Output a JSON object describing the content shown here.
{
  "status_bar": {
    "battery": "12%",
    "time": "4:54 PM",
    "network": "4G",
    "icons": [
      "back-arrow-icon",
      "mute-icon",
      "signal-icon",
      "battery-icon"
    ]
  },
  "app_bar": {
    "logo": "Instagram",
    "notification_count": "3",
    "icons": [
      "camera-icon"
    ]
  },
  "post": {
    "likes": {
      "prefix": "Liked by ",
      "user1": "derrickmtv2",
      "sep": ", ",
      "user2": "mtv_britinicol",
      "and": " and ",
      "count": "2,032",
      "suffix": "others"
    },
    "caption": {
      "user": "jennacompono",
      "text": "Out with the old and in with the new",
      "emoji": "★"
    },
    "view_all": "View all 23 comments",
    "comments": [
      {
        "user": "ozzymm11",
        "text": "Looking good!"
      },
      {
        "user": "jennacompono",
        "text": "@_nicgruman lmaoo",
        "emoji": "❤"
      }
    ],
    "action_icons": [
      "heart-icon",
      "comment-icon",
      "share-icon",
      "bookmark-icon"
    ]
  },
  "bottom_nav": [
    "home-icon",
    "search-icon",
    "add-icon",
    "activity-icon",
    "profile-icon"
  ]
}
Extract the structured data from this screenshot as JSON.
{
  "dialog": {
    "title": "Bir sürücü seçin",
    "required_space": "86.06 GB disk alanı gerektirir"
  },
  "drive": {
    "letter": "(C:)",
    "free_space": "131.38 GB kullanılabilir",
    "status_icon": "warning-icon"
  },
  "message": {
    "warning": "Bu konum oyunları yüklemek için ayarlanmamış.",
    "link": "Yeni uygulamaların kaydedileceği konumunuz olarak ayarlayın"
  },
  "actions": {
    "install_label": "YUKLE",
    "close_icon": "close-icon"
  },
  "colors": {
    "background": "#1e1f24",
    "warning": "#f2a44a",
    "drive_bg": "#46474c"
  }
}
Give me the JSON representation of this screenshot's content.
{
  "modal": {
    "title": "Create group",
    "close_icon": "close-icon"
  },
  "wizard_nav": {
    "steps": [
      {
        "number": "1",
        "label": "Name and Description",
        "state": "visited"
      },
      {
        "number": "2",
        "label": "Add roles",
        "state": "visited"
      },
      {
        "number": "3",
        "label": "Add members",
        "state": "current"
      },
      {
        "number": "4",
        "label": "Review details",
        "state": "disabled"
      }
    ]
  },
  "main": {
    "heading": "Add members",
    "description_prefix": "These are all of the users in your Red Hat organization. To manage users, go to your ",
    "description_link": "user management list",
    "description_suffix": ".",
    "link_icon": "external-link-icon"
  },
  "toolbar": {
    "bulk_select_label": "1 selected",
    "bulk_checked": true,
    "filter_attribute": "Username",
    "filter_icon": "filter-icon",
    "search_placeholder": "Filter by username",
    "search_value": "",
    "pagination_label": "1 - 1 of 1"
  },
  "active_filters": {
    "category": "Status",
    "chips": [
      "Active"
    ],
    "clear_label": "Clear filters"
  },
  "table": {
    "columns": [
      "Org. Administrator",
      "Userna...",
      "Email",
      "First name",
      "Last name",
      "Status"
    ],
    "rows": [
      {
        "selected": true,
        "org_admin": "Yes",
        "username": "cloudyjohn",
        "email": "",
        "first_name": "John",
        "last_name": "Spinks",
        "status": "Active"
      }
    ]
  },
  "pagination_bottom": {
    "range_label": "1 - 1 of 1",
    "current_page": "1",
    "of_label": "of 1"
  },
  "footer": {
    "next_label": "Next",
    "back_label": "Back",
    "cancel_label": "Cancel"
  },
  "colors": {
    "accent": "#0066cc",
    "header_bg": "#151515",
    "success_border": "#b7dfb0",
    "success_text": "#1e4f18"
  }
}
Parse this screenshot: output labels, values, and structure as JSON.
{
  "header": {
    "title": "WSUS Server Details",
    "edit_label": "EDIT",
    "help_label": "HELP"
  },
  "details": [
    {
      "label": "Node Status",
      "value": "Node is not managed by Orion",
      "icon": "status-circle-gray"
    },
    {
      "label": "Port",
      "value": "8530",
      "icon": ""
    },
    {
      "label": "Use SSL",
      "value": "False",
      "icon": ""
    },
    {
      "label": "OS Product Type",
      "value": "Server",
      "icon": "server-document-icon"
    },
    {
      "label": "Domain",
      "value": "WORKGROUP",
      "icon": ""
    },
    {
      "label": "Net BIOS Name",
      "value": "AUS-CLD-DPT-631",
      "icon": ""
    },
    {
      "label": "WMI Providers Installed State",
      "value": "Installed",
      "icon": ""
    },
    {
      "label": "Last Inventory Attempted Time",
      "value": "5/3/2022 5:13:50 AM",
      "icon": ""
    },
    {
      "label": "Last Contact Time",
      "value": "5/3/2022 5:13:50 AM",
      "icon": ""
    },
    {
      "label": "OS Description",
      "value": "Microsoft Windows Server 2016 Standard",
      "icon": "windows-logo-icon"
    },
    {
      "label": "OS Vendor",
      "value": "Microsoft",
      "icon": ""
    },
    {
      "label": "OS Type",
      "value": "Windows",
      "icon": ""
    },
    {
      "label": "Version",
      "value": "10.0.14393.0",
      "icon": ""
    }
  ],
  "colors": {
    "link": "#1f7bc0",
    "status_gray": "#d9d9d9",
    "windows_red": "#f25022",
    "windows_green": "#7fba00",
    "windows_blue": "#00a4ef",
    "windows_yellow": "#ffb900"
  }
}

# [Stated problem]
Filter the records above and return every line that holds the word "this".

# [Finished exercise]
Extract the structured data from this screenshot as JSON.
Give me the JSON representation of this screenshot's content.
Parse this screenshot: output labels, values, and structure as JSON.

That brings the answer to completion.